The data must be written out once more, precisely as given.

— Start RECORDED DATA —

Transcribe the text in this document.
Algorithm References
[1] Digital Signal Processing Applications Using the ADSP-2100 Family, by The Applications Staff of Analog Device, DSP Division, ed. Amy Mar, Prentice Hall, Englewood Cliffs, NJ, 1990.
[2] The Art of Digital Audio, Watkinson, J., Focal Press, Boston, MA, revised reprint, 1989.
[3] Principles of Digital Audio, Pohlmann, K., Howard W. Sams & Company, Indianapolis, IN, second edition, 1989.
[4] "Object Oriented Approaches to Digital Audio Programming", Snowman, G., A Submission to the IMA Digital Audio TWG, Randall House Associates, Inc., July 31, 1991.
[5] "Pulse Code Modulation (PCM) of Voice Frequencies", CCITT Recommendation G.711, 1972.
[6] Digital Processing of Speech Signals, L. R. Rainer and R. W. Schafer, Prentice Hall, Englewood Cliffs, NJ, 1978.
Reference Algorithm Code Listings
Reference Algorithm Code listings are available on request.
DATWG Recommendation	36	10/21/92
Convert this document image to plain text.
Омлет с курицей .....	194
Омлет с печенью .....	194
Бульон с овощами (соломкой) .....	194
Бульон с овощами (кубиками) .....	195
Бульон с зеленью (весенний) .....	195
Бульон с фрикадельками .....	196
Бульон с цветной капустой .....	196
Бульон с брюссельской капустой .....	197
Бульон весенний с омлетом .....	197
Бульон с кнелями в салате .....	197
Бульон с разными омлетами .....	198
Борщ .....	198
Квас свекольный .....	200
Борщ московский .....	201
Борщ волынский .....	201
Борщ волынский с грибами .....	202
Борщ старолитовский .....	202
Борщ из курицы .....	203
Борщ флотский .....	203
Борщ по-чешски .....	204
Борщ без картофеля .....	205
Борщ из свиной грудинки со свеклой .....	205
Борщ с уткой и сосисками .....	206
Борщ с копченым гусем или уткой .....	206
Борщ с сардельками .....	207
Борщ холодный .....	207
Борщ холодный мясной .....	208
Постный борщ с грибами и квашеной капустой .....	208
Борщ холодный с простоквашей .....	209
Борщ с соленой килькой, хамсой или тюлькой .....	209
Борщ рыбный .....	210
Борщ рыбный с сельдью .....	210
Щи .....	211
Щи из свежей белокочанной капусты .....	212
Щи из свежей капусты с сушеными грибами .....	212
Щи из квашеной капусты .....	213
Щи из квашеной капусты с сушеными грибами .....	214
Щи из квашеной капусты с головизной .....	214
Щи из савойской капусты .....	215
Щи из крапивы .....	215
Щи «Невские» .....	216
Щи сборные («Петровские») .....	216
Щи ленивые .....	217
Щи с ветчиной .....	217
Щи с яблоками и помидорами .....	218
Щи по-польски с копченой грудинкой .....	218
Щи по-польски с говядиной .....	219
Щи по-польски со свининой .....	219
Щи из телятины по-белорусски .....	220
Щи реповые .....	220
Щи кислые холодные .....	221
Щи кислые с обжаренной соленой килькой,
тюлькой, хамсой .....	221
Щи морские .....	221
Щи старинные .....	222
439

— End RECORDED DATA —

- WRITTEN RESPONSE
Transcribe the text in this document.
Algorithm References
[1] Digital Signal Processing Applications Using the ADSP-2100 Family, by The Applications Staff of Analog Device, DSP Division, ed. Amy Mar, Prentice Hall, Englewood Cliffs, NJ, 1990.
[2] The Art of Digital Audio, Watkinson, J., Focal Press, Boston, MA, revised reprint, 1989.
[3] Principles of Digital Audio, Pohlmann, K., Howard W. Sams & Company, Indianapolis, IN, second edition, 1989.
[4] "Object Oriented Approaches to Digital Audio Programming", Snowman, G., A Submission to the IMA Digital Audio TWG, Randall House Associates, Inc., July 31, 1991.
[5] "Pulse Code Modulation (PCM) of Voice Frequencies", CCITT Recommendation G.711, 1972.
[6] Digital Processing of Speech Signals, L. R. Rainer and R. W. Schafer, Prentice Hall, Englewood Cliffs, NJ, 1978.
Reference Algorithm Code Listings
Reference Algorithm Code listings are available on request.
DATWG Recommendation	36	10/21/92
Convert this document image to plain text.
Омлет с курицей .....	194
Омлет с печенью .....	194
Бульон с овощами (соломкой) .....	194
Бульон с овощами (кубиками) .....	195
Бульон с зеленью (весенний) .....	195
Бульон с фрикадельками .....	196
Бульон с цветной капустой .....	196
Бульон с брюссельской капустой .....	197
Бульон весенний с омлетом .....	197
Бульон с кнелями в салате .....	197
Бульон с разными омлетами .....	198
Борщ .....	198
Квас свекольный .....	200
Борщ московский .....	201
Борщ волынский .....	201
Борщ волынский с грибами .....	202
Борщ старолитовский .....	202
Борщ из курицы .....	203
Борщ флотский .....	203
Борщ по-чешски .....	204
Борщ без картофеля .....	205
Борщ из свиной грудинки со свеклой .....	205
Борщ с уткой и сосисками .....	206
Борщ с копченым гусем или уткой .....	206
Борщ с сардельками .....	207
Борщ холодный .....	207
Борщ холодный мясной .....	208
Постный борщ с грибами и квашеной капустой .....	208
Борщ холодный с простоквашей .....	209
Борщ с соленой килькой, хамсой или тюлькой .....	209
Борщ рыбный .....	210
Борщ рыбный с сельдью .....	210
Щи .....	211
Щи из свежей белокочанной капусты .....	212
Щи из свежей капусты с сушеными грибами .....	212
Щи из квашеной капусты .....	213
Щи из квашеной капусты с сушеными грибами .....	214
Щи из квашеной капусты с головизной .....	214
Щи из савойской капусты .....	215
Щи из крапивы .....	215
Щи «Невские» .....	216
Щи сборные («Петровские») .....	216
Щи ленивые .....	217
Щи с ветчиной .....	217
Щи с яблоками и помидорами .....	218
Щи по-польски с копченой грудинкой .....	218
Щи по-польски с говядиной .....	219
Щи по-польски со свининой .....	219
Щи из телятины по-белорусски .....	220
Щи реповые .....	220
Щи кислые холодные .....	221
Щи кислые с обжаренной соленой килькой,
тюлькой, хамсой .....	221
Щи морские .....	221
Щи старинные .....	222
439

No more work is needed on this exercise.